RECORDS =>
□ □ □ □ □
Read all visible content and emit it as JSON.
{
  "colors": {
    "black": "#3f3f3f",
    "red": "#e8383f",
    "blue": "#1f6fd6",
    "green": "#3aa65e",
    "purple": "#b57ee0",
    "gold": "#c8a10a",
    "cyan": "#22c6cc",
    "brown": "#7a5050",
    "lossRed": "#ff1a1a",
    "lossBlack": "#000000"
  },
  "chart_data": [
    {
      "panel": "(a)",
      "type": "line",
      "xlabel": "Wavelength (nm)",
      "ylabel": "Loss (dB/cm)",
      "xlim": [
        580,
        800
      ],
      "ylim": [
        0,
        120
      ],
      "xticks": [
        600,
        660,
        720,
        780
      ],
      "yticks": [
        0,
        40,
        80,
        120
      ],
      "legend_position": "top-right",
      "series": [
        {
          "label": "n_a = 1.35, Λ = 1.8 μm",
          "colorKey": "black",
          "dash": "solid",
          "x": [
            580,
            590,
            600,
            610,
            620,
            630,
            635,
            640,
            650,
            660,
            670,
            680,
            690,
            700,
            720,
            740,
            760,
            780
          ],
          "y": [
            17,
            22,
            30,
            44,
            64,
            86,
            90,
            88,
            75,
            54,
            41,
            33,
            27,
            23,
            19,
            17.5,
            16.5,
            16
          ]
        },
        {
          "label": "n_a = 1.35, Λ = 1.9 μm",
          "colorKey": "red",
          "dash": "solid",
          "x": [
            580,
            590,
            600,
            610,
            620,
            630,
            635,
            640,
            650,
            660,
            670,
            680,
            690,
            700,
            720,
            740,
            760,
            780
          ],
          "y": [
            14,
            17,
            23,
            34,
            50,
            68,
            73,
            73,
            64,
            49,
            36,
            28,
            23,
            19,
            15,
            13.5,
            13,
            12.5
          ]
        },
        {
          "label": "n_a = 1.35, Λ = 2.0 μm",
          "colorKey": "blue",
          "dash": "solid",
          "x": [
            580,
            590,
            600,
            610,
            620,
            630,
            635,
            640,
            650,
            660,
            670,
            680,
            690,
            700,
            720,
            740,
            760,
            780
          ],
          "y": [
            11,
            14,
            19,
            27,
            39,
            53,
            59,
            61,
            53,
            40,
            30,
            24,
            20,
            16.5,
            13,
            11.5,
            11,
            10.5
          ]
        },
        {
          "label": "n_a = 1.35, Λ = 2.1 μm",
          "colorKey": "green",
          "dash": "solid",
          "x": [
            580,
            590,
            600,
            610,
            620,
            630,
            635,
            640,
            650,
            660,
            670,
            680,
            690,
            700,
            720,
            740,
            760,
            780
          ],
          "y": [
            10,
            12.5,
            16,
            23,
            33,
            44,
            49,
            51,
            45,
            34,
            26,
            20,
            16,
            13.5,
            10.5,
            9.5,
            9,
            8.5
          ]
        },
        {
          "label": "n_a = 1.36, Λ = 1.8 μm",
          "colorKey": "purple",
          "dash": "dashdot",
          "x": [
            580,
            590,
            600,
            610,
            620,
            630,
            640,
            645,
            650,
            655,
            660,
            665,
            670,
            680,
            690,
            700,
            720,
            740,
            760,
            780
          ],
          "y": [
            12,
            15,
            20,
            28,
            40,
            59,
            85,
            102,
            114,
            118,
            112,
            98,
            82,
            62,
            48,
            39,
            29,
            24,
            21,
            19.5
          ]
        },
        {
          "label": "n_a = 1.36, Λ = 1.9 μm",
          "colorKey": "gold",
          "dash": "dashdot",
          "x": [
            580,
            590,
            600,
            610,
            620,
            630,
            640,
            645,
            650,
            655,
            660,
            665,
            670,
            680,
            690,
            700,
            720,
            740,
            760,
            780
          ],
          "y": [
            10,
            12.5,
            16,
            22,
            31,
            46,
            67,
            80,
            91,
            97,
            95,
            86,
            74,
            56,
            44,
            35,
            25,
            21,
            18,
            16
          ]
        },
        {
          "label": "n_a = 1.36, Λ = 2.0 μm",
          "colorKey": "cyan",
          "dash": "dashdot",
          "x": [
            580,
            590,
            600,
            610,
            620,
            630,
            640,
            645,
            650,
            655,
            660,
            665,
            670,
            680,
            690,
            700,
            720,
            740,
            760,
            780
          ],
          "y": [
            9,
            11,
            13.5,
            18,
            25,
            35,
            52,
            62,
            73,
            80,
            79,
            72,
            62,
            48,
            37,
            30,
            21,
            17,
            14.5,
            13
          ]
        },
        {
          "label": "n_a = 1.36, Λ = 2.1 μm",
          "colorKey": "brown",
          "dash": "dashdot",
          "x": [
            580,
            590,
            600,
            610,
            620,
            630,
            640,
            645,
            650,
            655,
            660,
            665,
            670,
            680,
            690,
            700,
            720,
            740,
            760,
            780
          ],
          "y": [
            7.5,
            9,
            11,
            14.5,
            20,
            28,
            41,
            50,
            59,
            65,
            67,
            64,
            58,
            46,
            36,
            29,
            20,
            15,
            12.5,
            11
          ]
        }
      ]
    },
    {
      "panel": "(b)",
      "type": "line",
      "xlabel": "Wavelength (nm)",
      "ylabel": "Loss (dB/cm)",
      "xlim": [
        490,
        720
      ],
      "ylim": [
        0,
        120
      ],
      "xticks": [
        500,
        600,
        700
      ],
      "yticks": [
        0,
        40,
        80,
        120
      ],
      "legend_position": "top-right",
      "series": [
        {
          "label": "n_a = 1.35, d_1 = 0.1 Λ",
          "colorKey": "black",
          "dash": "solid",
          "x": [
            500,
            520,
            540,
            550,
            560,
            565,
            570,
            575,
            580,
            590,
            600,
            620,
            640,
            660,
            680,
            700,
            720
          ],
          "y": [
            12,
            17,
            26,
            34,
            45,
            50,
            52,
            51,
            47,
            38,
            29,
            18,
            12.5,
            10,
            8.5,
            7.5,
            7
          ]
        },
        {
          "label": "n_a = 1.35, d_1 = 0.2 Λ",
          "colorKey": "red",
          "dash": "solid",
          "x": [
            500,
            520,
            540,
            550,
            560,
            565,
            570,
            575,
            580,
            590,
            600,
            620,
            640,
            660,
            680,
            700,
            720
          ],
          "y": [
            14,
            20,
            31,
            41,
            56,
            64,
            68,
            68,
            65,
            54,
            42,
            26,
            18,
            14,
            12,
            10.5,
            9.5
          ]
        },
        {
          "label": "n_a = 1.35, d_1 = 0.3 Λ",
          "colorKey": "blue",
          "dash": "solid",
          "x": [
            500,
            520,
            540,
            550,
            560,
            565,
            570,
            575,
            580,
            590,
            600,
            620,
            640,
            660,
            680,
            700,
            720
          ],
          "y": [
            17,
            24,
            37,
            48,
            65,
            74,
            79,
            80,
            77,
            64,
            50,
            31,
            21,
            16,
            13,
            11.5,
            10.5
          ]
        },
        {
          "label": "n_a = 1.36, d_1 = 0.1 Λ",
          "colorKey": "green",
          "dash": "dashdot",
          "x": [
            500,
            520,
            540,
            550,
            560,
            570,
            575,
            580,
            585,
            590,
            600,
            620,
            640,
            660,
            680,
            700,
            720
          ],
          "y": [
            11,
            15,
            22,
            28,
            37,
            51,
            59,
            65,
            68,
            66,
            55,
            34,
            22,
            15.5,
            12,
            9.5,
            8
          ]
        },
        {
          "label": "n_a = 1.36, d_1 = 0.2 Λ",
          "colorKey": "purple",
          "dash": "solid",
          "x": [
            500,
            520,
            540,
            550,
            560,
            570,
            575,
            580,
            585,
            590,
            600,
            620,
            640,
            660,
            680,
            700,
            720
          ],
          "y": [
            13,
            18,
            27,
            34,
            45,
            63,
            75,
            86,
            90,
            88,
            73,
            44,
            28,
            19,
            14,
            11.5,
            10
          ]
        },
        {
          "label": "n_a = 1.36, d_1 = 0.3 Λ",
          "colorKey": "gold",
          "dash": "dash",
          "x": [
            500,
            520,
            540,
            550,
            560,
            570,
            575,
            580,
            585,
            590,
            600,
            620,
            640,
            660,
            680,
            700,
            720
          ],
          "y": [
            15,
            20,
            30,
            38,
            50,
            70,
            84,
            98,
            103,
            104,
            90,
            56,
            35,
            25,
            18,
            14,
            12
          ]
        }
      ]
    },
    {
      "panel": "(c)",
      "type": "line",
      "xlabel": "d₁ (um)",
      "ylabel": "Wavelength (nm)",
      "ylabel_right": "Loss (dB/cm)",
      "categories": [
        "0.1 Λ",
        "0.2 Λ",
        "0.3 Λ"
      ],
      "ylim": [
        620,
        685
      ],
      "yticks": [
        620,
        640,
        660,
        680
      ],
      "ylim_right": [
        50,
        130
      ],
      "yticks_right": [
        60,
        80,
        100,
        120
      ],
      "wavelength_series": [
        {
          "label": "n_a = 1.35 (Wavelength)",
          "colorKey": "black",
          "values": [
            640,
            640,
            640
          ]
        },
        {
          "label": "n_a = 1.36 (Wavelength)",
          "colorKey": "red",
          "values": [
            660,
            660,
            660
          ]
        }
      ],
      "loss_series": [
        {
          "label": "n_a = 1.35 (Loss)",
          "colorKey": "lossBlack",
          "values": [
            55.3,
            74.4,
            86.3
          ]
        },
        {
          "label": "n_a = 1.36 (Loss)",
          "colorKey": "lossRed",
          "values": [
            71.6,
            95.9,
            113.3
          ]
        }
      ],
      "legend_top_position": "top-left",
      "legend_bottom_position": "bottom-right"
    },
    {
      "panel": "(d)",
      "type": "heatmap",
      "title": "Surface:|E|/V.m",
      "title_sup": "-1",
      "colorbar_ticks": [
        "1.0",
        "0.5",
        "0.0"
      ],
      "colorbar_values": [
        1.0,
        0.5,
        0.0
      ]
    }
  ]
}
□ □ □ □ □
Give back only a number, the number of lines where the string "lossBlack" occurs.

THE COMPLETED TASK => 2